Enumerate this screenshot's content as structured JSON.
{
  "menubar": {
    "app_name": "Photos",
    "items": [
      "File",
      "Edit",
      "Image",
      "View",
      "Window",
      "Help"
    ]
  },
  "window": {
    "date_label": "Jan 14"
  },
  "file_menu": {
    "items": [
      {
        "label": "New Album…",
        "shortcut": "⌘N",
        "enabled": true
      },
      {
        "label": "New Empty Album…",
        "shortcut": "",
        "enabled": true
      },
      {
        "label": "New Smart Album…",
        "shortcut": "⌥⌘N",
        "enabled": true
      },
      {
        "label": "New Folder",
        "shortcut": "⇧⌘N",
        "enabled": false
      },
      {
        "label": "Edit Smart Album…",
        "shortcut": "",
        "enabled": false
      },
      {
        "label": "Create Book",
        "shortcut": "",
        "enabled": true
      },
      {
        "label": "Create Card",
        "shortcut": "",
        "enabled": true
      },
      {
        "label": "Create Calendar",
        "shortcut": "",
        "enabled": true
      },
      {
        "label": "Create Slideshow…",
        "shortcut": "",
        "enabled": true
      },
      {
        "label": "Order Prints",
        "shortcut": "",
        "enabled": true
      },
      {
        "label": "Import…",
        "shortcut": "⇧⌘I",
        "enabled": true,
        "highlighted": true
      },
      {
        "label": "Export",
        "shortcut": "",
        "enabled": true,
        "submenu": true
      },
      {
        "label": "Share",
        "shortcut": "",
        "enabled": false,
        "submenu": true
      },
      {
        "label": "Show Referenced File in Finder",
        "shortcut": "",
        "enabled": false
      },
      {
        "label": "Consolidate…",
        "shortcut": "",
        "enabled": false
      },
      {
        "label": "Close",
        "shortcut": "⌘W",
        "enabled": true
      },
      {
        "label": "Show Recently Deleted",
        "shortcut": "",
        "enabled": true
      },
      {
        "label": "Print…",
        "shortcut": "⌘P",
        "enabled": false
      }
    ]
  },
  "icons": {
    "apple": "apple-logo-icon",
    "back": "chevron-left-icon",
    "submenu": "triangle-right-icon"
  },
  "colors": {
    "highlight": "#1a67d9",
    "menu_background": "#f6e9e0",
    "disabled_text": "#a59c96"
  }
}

============================================================

Identify every line above that includes the word "Album", and show those lines.

* _REPLY TO THE EXERCISE_:
        "label": "New Album…",
        "label": "New Empty Album…",
        "label": "New Smart Album…",
        "label": "Edit Smart Album…",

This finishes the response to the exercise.